Extracted records:
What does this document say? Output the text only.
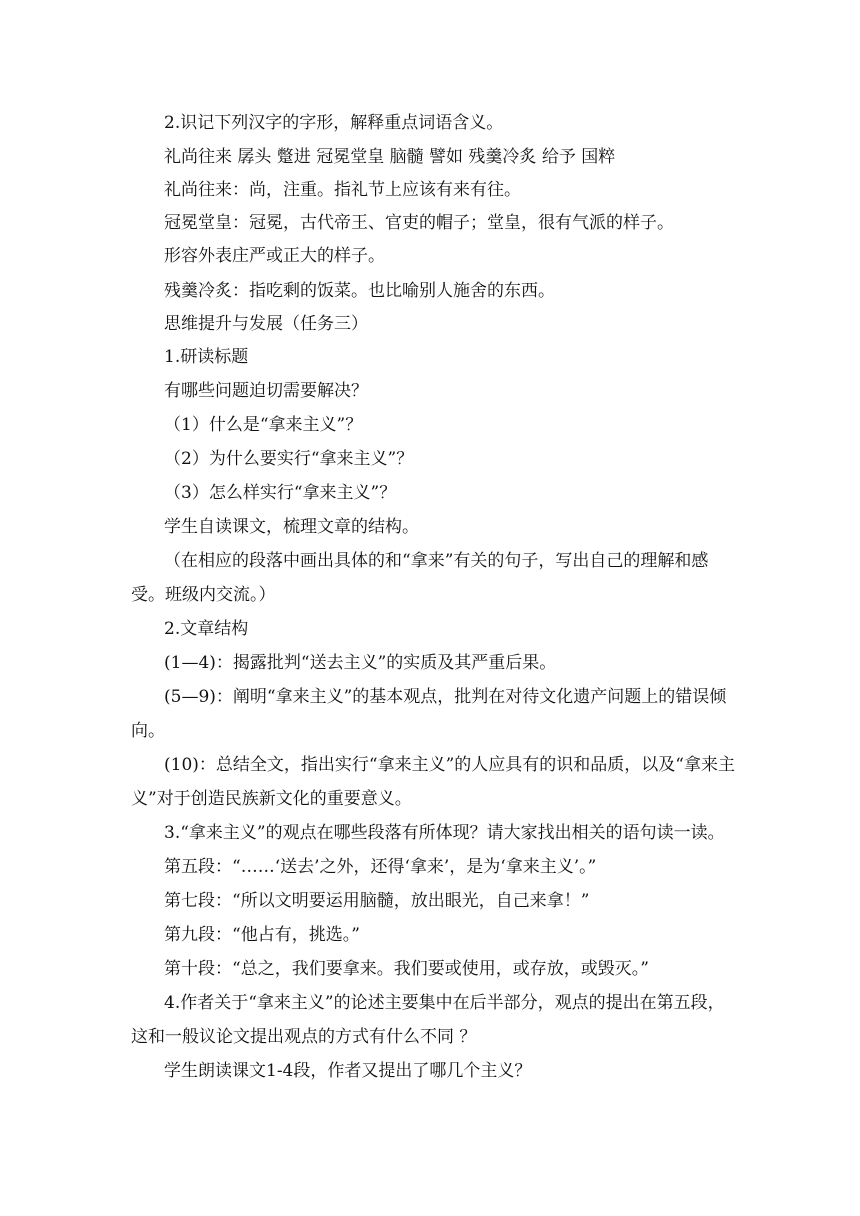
2.识记下列汉字的字形，解释重点词语含义。
礼尚往来 孱头 蹩进 冠冕堂皇 脑髓 譬如 残羹冷炙 给予 国粹
礼尚往来：尚，注重。指礼节上应该有来有往。
冠冕堂皇：冠冕，古代帝王、官吏的帽子；堂皇，很有气派的样子。
形容外表庄严或正大的样子。
残羹冷炙：指吃剩的饭菜。也比喻别人施舍的东西。
思维提升与发展（任务三）
1.研读标题
有哪些问题迫切需要解决？
（1）什么是“拿来主义”？
（2）为什么要实行“拿来主义”？
（3）怎么样实行“拿来主义”？
学生自读课文，梳理文章的结构。
（在相应的段落中画出具体的和“拿来”有关的句子，写出自己的理解和感
受。班级内交流。）
2.文章结构
(1—4)：揭露批判“送去主义”的实质及其严重后果。
(5—9)：阐明“拿来主义”的基本观点，批判在对待文化遗产问题上的错误倾
向。
(10)：总结全文，指出实行“拿来主义”的人应具有的识和品质，以及“拿来主
义”对于创造民族新文化的重要意义。
3.“拿来主义”的观点在哪些段落有所体现？请大家找出相关的语句读一读。
第五段：“……‘送去’之外，还得‘拿来’，是为‘拿来主义’。”
第七段：“所以文明要运用脑髓，放出眼光，自己来拿！”
第九段：“他占有，挑选。”
第十段：“总之，我们要拿来。我们要或使用，或存放，或毁灭。”
4.作者关于“拿来主义”的论述主要集中在后半部分，观点的提出在第五段，
这和一般议论文提出观点的方式有什么不同 ？
学生朗读课文1-4段，作者又提出了哪几个主义？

> **Your goal**: Write the records above out again exactly, with no pictures in your copy.

> **Solution for this task**:
What does this document say? Output the text only.
2.识记下列汉字的字形，解释重点词语含义。
礼尚往来 孱头 蹩进 冠冕堂皇 脑髓 譬如 残羹冷炙 给予 国粹
礼尚往来：尚，注重。指礼节上应该有来有往。
冠冕堂皇：冠冕，古代帝王、官吏的帽子；堂皇，很有气派的样子。
形容外表庄严或正大的样子。
残羹冷炙：指吃剩的饭菜。也比喻别人施舍的东西。
思维提升与发展（任务三）
1.研读标题
有哪些问题迫切需要解决？
（1）什么是“拿来主义”？
（2）为什么要实行“拿来主义”？
（3）怎么样实行“拿来主义”？
学生自读课文，梳理文章的结构。
（在相应的段落中画出具体的和“拿来”有关的句子，写出自己的理解和感
受。班级内交流。）
2.文章结构
(1—4)：揭露批判“送去主义”的实质及其严重后果。
(5—9)：阐明“拿来主义”的基本观点，批判在对待文化遗产问题上的错误倾
向。
(10)：总结全文，指出实行“拿来主义”的人应具有的识和品质，以及“拿来主
义”对于创造民族新文化的重要意义。
3.“拿来主义”的观点在哪些段落有所体现？请大家找出相关的语句读一读。
第五段：“……‘送去’之外，还得‘拿来’，是为‘拿来主义’。”
第七段：“所以文明要运用脑髓，放出眼光，自己来拿！”
第九段：“他占有，挑选。”
第十段：“总之，我们要拿来。我们要或使用，或存放，或毁灭。”
4.作者关于“拿来主义”的论述主要集中在后半部分，观点的提出在第五段，
这和一般议论文提出观点的方式有什么不同 ？
学生朗读课文1-4段，作者又提出了哪几个主义？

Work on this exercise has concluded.